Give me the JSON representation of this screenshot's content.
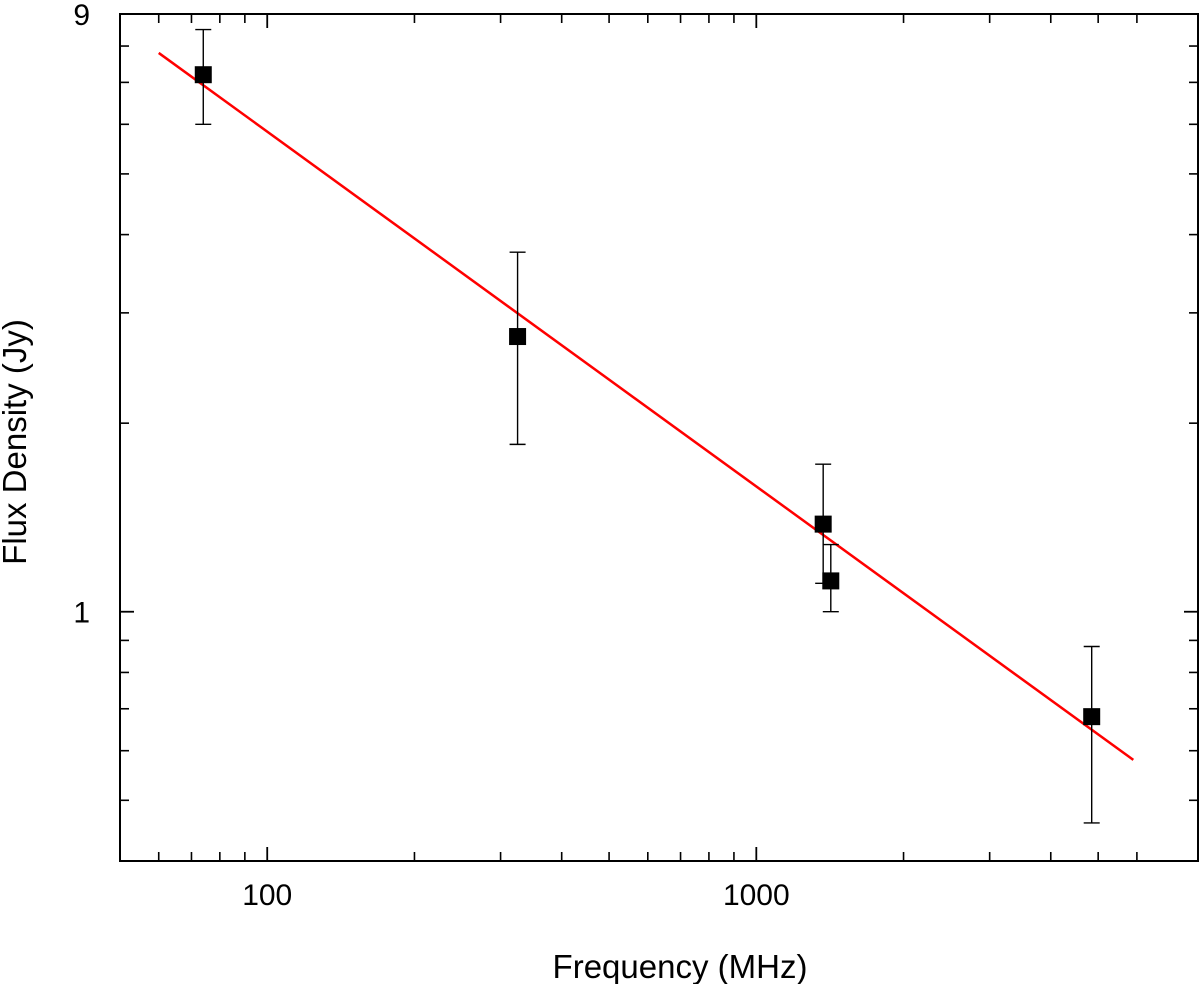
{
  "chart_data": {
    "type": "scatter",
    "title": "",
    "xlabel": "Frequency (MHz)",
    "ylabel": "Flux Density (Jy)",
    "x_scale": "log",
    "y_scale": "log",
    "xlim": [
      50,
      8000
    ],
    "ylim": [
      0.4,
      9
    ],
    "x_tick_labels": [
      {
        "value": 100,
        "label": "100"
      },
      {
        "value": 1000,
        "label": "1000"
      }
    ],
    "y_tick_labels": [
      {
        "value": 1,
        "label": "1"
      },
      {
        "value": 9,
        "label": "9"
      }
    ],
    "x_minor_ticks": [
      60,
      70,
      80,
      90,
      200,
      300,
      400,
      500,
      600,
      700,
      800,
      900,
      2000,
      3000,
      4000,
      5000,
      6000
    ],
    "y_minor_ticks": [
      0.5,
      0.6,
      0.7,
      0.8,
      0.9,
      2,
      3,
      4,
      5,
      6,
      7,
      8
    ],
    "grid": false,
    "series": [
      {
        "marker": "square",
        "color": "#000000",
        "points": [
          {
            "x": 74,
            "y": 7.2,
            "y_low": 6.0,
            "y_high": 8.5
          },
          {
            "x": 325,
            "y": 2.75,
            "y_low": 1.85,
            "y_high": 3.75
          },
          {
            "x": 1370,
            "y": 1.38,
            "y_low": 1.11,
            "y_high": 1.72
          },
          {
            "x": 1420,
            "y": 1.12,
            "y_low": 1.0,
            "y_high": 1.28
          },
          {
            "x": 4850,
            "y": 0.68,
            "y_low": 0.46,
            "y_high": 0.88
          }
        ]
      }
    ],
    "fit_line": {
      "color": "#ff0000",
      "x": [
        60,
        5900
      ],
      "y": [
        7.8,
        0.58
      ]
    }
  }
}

• TASK INSTRUCTIONS:
Go through the entries above and output them exactly, without pictures.

• ANSWER BELOW:
Give me the JSON representation of this screenshot's content.
{
  "chart_data": {
    "type": "scatter",
    "title": "",
    "xlabel": "Frequency (MHz)",
    "ylabel": "Flux Density (Jy)",
    "x_scale": "log",
    "y_scale": "log",
    "xlim": [
      50,
      8000
    ],
    "ylim": [
      0.4,
      9
    ],
    "x_tick_labels": [
      {
        "value": 100,
        "label": "100"
      },
      {
        "value": 1000,
        "label": "1000"
      }
    ],
    "y_tick_labels": [
      {
        "value": 1,
        "label": "1"
      },
      {
        "value": 9,
        "label": "9"
      }
    ],
    "x_minor_ticks": [
      60,
      70,
      80,
      90,
      200,
      300,
      400,
      500,
      600,
      700,
      800,
      900,
      2000,
      3000,
      4000,
      5000,
      6000
    ],
    "y_minor_ticks": [
      0.5,
      0.6,
      0.7,
      0.8,
      0.9,
      2,
      3,
      4,
      5,
      6,
      7,
      8
    ],
    "grid": false,
    "series": [
      {
        "marker": "square",
        "color": "#000000",
        "points": [
          {
            "x": 74,
            "y": 7.2,
            "y_low": 6.0,
            "y_high": 8.5
          },
          {
            "x": 325,
            "y": 2.75,
            "y_low": 1.85,
            "y_high": 3.75
          },
          {
            "x": 1370,
            "y": 1.38,
            "y_low": 1.11,
            "y_high": 1.72
          },
          {
            "x": 1420,
            "y": 1.12,
            "y_low": 1.0,
            "y_high": 1.28
          },
          {
            "x": 4850,
            "y": 0.68,
            "y_low": 0.46,
            "y_high": 0.88
          }
        ]
      }
    ],
    "fit_line": {
      "color": "#ff0000",
      "x": [
        60,
        5900
      ],
      "y": [
        7.8,
        0.58
      ]
    }
  }
}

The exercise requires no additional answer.